[Data entries]
-- begin --
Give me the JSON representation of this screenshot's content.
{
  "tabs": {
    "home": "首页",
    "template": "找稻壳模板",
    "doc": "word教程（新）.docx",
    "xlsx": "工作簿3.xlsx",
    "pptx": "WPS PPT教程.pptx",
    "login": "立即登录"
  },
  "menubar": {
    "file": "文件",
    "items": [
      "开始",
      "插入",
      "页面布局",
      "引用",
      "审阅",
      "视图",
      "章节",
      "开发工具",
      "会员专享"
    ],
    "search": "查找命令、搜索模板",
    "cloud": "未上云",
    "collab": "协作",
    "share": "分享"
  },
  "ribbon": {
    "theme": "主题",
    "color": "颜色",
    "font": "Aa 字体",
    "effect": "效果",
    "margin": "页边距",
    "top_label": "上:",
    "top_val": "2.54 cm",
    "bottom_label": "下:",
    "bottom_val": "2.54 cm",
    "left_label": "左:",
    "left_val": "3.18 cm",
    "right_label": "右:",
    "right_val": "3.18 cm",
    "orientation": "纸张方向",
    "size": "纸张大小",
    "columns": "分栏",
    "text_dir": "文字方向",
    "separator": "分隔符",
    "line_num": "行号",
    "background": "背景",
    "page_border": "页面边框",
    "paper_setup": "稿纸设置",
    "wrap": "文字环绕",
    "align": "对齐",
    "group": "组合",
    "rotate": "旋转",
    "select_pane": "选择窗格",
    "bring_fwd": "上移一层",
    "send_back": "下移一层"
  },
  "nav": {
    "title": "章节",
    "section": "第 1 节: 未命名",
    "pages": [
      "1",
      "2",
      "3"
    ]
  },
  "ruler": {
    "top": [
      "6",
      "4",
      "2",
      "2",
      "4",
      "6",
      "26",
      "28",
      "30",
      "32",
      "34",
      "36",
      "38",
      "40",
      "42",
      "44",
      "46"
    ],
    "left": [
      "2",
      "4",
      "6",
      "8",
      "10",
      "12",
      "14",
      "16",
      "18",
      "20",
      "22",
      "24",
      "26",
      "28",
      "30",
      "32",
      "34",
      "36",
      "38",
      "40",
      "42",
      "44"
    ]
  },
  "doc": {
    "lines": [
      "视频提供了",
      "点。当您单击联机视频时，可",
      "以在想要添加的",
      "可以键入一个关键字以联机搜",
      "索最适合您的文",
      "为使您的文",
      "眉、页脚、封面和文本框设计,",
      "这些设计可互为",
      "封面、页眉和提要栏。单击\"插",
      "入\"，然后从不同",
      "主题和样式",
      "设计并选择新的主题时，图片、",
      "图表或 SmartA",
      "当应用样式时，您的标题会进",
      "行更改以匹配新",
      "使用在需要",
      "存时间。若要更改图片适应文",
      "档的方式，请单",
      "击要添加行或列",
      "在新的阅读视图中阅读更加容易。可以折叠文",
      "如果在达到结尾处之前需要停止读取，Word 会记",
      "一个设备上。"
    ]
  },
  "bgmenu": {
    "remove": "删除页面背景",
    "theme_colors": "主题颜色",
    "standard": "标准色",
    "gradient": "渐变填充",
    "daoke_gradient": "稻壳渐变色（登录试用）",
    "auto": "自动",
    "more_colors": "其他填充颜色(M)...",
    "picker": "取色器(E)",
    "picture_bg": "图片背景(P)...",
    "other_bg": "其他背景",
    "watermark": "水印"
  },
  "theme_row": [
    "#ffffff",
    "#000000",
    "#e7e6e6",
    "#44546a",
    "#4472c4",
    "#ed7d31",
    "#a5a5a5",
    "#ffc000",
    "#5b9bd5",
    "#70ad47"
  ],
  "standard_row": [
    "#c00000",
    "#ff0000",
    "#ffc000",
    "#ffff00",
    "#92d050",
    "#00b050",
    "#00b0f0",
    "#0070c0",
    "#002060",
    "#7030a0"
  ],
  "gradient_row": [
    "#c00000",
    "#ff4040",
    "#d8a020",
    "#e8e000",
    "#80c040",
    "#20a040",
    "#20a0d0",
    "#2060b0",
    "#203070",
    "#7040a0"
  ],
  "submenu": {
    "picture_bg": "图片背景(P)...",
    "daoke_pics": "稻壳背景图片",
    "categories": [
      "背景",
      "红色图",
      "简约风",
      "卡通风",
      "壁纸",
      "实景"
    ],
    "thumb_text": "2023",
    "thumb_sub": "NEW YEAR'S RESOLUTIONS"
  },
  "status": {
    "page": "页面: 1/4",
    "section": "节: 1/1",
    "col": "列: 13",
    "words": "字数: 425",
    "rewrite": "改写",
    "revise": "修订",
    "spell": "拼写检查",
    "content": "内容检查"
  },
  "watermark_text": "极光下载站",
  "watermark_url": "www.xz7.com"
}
-- end --
Copy out the whole listing exactly as written.

EXERCISE RESPONSE:
Give me the JSON representation of this screenshot's content.
{
  "tabs": {
    "home": "首页",
    "template": "找稻壳模板",
    "doc": "word教程（新）.docx",
    "xlsx": "工作簿3.xlsx",
    "pptx": "WPS PPT教程.pptx",
    "login": "立即登录"
  },
  "menubar": {
    "file": "文件",
    "items": [
      "开始",
      "插入",
      "页面布局",
      "引用",
      "审阅",
      "视图",
      "章节",
      "开发工具",
      "会员专享"
    ],
    "search": "查找命令、搜索模板",
    "cloud": "未上云",
    "collab": "协作",
    "share": "分享"
  },
  "ribbon": {
    "theme": "主题",
    "color": "颜色",
    "font": "Aa 字体",
    "effect": "效果",
    "margin": "页边距",
    "top_label": "上:",
    "top_val": "2.54 cm",
    "bottom_label": "下:",
    "bottom_val": "2.54 cm",
    "left_label": "左:",
    "left_val": "3.18 cm",
    "right_label": "右:",
    "right_val": "3.18 cm",
    "orientation": "纸张方向",
    "size": "纸张大小",
    "columns": "分栏",
    "text_dir": "文字方向",
    "separator": "分隔符",
    "line_num": "行号",
    "background": "背景",
    "page_border": "页面边框",
    "paper_setup": "稿纸设置",
    "wrap": "文字环绕",
    "align": "对齐",
    "group": "组合",
    "rotate": "旋转",
    "select_pane": "选择窗格",
    "bring_fwd": "上移一层",
    "send_back": "下移一层"
  },
  "nav": {
    "title": "章节",
    "section": "第 1 节: 未命名",
    "pages": [
      "1",
      "2",
      "3"
    ]
  },
  "ruler": {
    "top": [
      "6",
      "4",
      "2",
      "2",
      "4",
      "6",
      "26",
      "28",
      "30",
      "32",
      "34",
      "36",
      "38",
      "40",
      "42",
      "44",
      "46"
    ],
    "left": [
      "2",
      "4",
      "6",
      "8",
      "10",
      "12",
      "14",
      "16",
      "18",
      "20",
      "22",
      "24",
      "26",
      "28",
      "30",
      "32",
      "34",
      "36",
      "38",
      "40",
      "42",
      "44"
    ]
  },
  "doc": {
    "lines": [
      "视频提供了",
      "点。当您单击联机视频时，可",
      "以在想要添加的",
      "可以键入一个关键字以联机搜",
      "索最适合您的文",
      "为使您的文",
      "眉、页脚、封面和文本框设计,",
      "这些设计可互为",
      "封面、页眉和提要栏。单击\"插",
      "入\"，然后从不同",
      "主题和样式",
      "设计并选择新的主题时，图片、",
      "图表或 SmartA",
      "当应用样式时，您的标题会进",
      "行更改以匹配新",
      "使用在需要",
      "存时间。若要更改图片适应文",
      "档的方式，请单",
      "击要添加行或列",
      "在新的阅读视图中阅读更加容易。可以折叠文",
      "如果在达到结尾处之前需要停止读取，Word 会记",
      "一个设备上。"
    ]
  },
  "bgmenu": {
    "remove": "删除页面背景",
    "theme_colors": "主题颜色",
    "standard": "标准色",
    "gradient": "渐变填充",
    "daoke_gradient": "稻壳渐变色（登录试用）",
    "auto": "自动",
    "more_colors": "其他填充颜色(M)...",
    "picker": "取色器(E)",
    "picture_bg": "图片背景(P)...",
    "other_bg": "其他背景",
    "watermark": "水印"
  },
  "theme_row": [
    "#ffffff",
    "#000000",
    "#e7e6e6",
    "#44546a",
    "#4472c4",
    "#ed7d31",
    "#a5a5a5",
    "#ffc000",
    "#5b9bd5",
    "#70ad47"
  ],
  "standard_row": [
    "#c00000",
    "#ff0000",
    "#ffc000",
    "#ffff00",
    "#92d050",
    "#00b050",
    "#00b0f0",
    "#0070c0",
    "#002060",
    "#7030a0"
  ],
  "gradient_row": [
    "#c00000",
    "#ff4040",
    "#d8a020",
    "#e8e000",
    "#80c040",
    "#20a040",
    "#20a0d0",
    "#2060b0",
    "#203070",
    "#7040a0"
  ],
  "submenu": {
    "picture_bg": "图片背景(P)...",
    "daoke_pics": "稻壳背景图片",
    "categories": [
      "背景",
      "红色图",
      "简约风",
      "卡通风",
      "壁纸",
      "实景"
    ],
    "thumb_text": "2023",
    "thumb_sub": "NEW YEAR'S RESOLUTIONS"
  },
  "status": {
    "page": "页面: 1/4",
    "section": "节: 1/1",
    "col": "列: 13",
    "words": "字数: 425",
    "rewrite": "改写",
    "revise": "修订",
    "spell": "拼写检查",
    "content": "内容检查"
  },
  "watermark_text": "极光下载站",
  "watermark_url": "www.xz7.com"
}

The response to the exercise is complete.